### Work to complete
Find every line in the records below that contains the word "yellow", and copy each such line.

### Provided information
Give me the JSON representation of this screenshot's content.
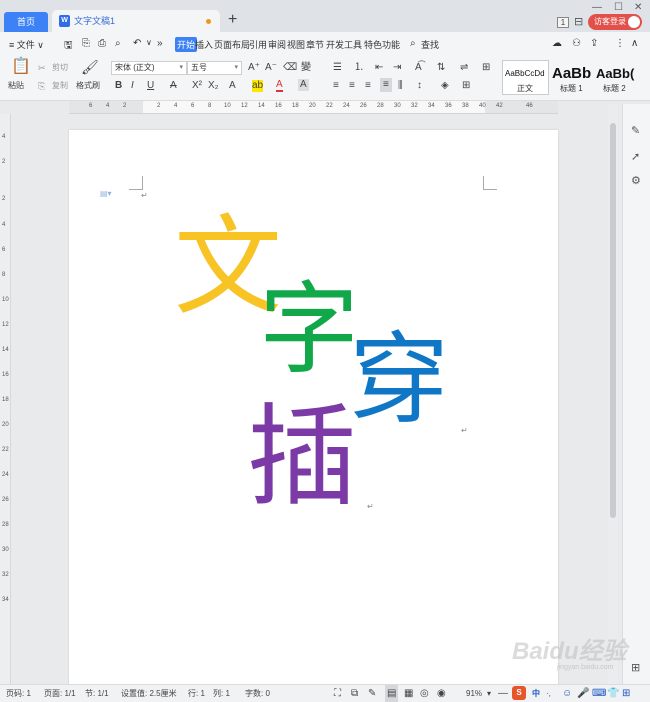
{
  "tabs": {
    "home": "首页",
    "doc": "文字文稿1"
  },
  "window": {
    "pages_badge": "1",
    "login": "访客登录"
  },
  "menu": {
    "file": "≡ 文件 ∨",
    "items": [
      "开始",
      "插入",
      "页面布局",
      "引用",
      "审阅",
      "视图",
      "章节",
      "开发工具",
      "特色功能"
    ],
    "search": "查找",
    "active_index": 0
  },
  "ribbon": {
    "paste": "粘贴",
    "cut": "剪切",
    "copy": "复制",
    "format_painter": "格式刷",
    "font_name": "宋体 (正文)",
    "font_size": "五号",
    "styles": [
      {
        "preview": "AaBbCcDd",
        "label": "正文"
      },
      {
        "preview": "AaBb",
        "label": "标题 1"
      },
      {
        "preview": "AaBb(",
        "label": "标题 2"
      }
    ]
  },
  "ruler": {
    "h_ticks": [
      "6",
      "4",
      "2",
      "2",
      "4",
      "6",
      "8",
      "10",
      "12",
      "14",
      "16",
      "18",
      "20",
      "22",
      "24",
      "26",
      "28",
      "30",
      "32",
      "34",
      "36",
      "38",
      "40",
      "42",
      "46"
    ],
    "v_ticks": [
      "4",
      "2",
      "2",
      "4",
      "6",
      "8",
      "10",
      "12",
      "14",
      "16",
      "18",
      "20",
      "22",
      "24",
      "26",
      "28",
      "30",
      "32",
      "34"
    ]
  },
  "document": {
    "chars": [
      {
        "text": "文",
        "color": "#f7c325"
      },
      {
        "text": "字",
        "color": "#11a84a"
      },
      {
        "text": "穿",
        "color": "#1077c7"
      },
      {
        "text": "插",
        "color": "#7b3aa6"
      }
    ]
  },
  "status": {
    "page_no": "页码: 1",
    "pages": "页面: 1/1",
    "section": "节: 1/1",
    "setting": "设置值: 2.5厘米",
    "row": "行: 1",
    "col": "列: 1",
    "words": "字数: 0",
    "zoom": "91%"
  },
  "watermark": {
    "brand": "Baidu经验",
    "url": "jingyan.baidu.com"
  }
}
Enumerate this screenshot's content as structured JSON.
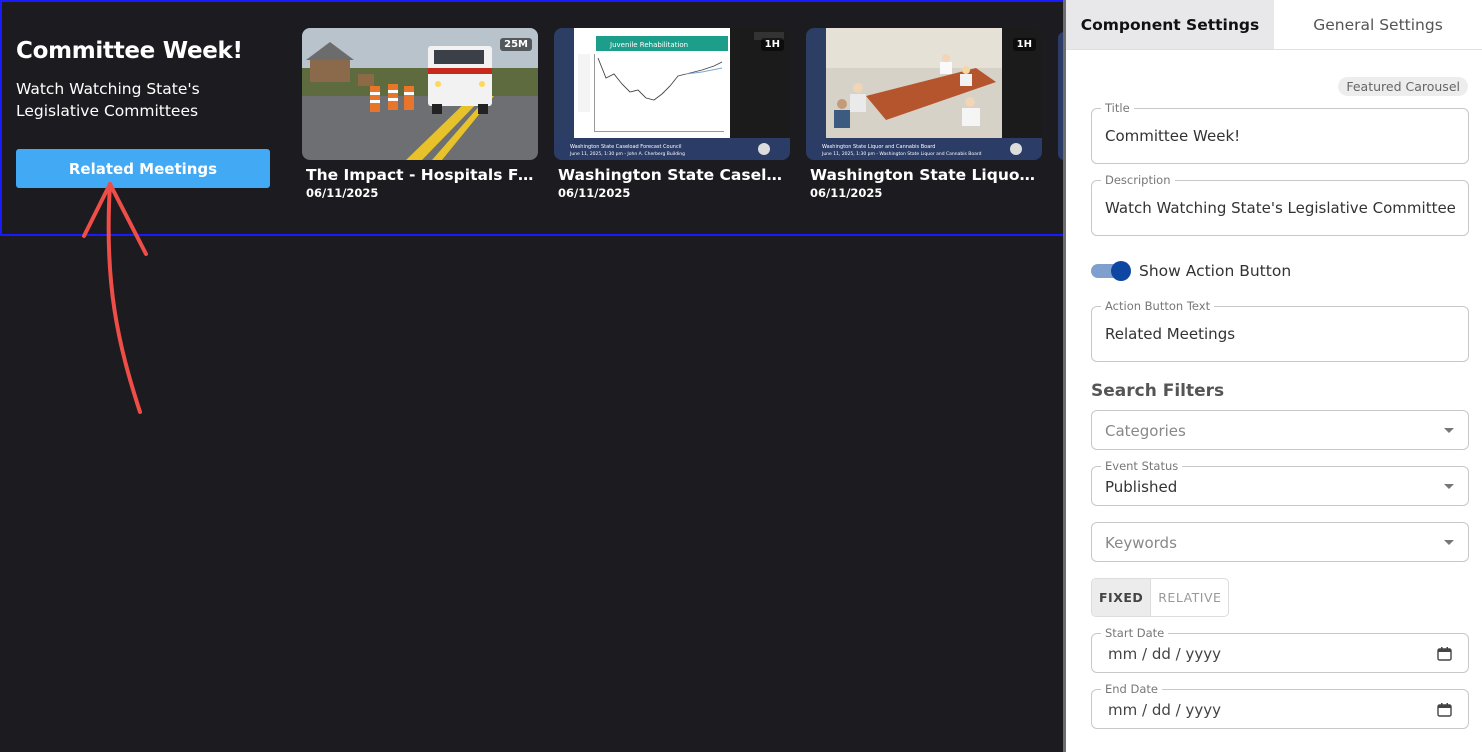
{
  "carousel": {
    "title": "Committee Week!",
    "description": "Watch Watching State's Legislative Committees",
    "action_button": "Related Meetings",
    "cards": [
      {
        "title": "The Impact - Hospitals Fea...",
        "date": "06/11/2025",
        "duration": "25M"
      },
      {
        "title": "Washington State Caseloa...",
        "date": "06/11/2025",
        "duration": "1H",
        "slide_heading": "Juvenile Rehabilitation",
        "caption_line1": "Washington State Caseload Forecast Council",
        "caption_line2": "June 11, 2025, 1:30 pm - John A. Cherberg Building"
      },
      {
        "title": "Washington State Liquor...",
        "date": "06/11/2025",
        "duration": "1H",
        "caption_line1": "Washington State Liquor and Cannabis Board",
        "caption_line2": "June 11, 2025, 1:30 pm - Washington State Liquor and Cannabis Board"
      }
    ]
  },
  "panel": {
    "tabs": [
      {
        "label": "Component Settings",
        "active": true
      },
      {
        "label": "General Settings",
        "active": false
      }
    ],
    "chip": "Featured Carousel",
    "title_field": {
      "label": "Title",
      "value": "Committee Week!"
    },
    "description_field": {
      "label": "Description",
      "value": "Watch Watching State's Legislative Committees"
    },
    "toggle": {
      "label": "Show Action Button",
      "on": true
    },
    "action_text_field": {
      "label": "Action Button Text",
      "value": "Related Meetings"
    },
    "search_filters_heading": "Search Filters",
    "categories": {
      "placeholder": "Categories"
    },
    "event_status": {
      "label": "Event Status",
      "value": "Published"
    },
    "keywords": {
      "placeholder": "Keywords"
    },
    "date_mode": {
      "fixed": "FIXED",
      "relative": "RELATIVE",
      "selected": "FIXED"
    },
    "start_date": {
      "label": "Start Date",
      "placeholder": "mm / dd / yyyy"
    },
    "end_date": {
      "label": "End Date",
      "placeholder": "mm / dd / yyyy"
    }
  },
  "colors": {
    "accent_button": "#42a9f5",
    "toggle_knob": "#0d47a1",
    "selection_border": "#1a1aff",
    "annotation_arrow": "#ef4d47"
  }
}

--

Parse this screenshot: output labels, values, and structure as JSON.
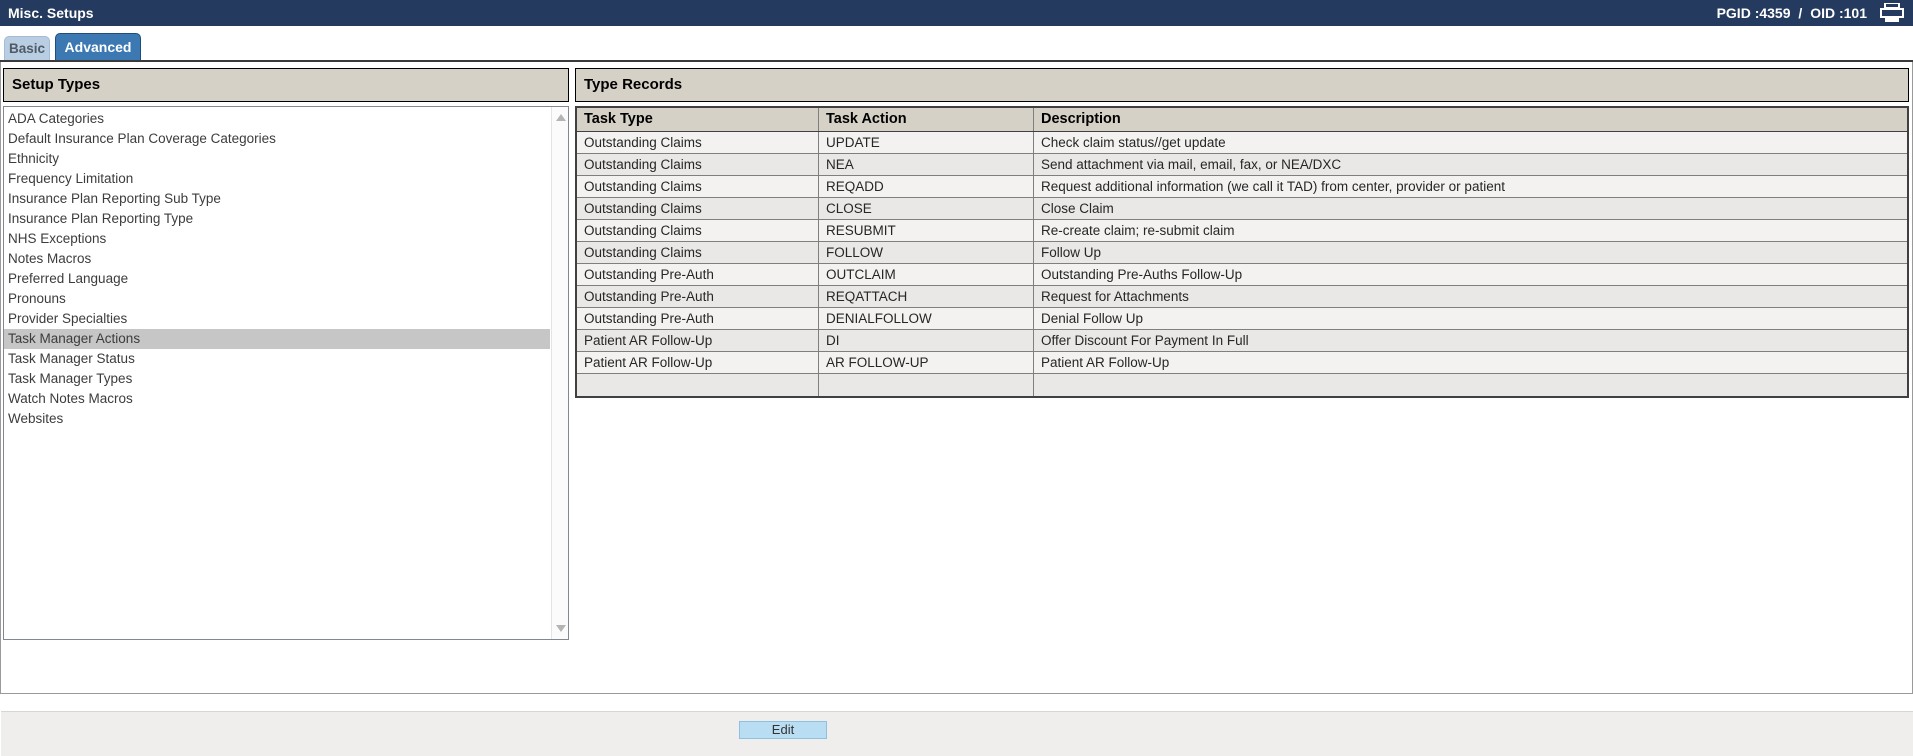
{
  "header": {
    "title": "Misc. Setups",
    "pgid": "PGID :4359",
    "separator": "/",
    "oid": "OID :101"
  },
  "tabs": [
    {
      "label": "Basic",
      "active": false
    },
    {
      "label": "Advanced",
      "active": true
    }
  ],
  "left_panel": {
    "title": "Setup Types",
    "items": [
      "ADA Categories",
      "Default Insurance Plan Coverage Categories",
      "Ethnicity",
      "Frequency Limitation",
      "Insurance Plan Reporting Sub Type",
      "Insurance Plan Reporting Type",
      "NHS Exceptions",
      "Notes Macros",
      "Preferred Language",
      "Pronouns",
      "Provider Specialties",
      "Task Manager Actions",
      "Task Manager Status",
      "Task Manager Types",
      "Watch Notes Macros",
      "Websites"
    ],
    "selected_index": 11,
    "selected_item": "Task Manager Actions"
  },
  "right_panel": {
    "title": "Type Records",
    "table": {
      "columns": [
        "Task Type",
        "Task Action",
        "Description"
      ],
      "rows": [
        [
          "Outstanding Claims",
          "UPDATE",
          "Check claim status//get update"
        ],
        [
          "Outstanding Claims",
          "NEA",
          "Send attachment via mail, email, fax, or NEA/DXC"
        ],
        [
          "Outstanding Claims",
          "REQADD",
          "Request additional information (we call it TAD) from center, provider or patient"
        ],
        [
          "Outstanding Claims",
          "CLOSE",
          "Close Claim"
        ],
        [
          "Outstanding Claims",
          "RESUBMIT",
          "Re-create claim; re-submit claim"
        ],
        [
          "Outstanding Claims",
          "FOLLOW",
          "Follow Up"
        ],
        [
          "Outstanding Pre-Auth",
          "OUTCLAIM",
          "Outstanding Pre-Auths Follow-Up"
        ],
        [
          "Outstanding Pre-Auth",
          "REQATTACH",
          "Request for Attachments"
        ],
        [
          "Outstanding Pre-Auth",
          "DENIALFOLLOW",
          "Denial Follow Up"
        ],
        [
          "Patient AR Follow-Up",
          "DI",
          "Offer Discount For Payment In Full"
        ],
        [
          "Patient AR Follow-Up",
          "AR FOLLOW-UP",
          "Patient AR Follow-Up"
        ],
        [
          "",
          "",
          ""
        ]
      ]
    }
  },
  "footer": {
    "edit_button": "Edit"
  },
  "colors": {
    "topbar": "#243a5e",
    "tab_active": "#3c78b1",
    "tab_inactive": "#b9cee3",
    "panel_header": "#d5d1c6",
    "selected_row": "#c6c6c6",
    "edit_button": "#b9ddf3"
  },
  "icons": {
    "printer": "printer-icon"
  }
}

...

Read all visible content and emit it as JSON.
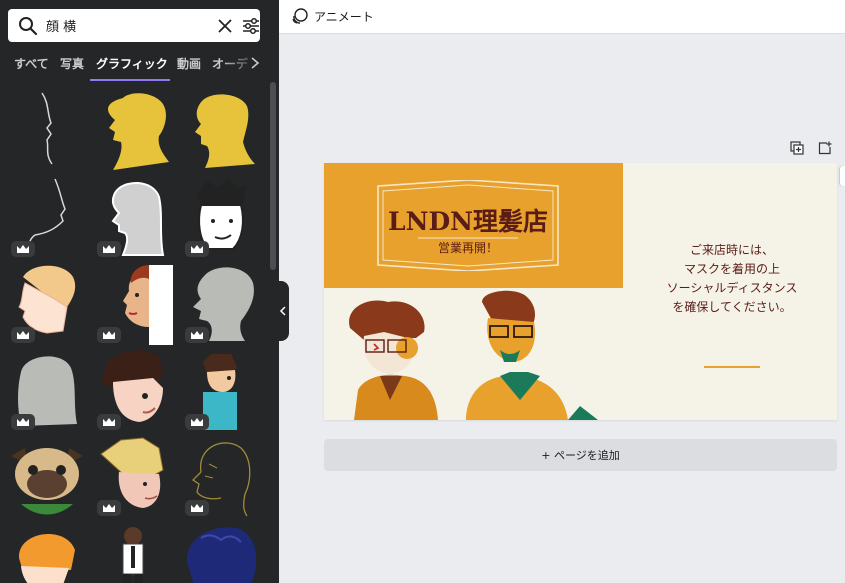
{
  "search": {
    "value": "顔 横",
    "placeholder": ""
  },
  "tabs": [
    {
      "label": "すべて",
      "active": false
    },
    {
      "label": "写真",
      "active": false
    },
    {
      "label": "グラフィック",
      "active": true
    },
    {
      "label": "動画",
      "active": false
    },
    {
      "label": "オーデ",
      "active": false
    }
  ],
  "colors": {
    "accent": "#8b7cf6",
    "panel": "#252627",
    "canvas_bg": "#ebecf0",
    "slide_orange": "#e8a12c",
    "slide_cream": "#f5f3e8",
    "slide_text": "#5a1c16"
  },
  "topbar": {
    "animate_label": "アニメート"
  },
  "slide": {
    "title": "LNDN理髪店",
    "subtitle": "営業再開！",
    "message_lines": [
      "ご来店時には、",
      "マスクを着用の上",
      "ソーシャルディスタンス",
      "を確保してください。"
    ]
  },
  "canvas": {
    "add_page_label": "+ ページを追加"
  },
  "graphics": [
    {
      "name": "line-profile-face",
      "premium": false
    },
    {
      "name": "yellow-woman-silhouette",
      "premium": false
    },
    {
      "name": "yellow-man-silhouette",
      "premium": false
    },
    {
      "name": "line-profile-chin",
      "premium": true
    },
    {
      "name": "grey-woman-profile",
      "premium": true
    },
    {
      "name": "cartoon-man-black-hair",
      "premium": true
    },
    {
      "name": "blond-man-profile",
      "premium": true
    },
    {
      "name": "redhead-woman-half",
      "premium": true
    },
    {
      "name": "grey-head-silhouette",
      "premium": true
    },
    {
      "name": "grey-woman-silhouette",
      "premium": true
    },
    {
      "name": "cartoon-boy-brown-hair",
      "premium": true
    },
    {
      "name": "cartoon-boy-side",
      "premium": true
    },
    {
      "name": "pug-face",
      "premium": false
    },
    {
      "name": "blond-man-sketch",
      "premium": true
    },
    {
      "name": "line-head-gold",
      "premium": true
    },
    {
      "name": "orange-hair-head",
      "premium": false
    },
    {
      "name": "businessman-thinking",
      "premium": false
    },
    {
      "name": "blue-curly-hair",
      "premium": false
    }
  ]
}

### Task solution
      "name": "yellow-woman-silhouette",
      "name": "yellow-man-silhouette",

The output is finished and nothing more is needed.